--- start SUPPLIED DATA ---

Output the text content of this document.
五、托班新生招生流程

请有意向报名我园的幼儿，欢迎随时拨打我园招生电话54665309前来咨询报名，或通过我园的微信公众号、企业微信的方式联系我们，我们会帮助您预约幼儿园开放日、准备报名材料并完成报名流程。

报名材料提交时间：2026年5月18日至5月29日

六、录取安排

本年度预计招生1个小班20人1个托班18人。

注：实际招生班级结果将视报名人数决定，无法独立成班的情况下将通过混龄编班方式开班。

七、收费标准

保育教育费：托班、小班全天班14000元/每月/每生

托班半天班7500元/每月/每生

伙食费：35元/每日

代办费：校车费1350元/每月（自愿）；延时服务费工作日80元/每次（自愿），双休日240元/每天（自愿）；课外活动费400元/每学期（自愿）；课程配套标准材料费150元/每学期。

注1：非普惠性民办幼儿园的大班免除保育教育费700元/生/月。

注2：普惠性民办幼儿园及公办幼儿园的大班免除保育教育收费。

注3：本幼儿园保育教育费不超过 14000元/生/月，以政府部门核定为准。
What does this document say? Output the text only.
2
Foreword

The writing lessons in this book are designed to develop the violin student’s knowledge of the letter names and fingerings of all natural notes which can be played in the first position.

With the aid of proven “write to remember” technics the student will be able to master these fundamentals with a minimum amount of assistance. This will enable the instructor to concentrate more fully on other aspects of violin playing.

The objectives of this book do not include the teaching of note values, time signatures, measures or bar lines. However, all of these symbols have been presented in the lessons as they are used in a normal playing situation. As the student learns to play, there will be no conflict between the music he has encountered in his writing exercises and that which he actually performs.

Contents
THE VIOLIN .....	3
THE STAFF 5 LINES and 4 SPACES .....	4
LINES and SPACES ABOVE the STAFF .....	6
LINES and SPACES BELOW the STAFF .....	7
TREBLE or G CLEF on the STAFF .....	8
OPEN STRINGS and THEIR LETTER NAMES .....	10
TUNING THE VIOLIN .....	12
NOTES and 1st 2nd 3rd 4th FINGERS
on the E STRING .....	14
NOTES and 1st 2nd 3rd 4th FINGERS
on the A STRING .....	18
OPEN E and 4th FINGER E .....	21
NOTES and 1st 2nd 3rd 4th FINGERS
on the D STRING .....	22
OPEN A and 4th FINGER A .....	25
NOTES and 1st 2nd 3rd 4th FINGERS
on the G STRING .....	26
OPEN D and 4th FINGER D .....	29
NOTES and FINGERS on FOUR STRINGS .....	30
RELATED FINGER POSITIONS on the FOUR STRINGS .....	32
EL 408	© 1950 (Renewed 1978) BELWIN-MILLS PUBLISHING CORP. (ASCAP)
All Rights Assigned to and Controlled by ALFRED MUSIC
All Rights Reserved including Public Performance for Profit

--- end SUPPLIED DATA ---

◆ REQUIREMENTS ◆
From the records above, report the count of lines containing "playing" and nothing more.

◆ ANSWER IN FULL ◆
2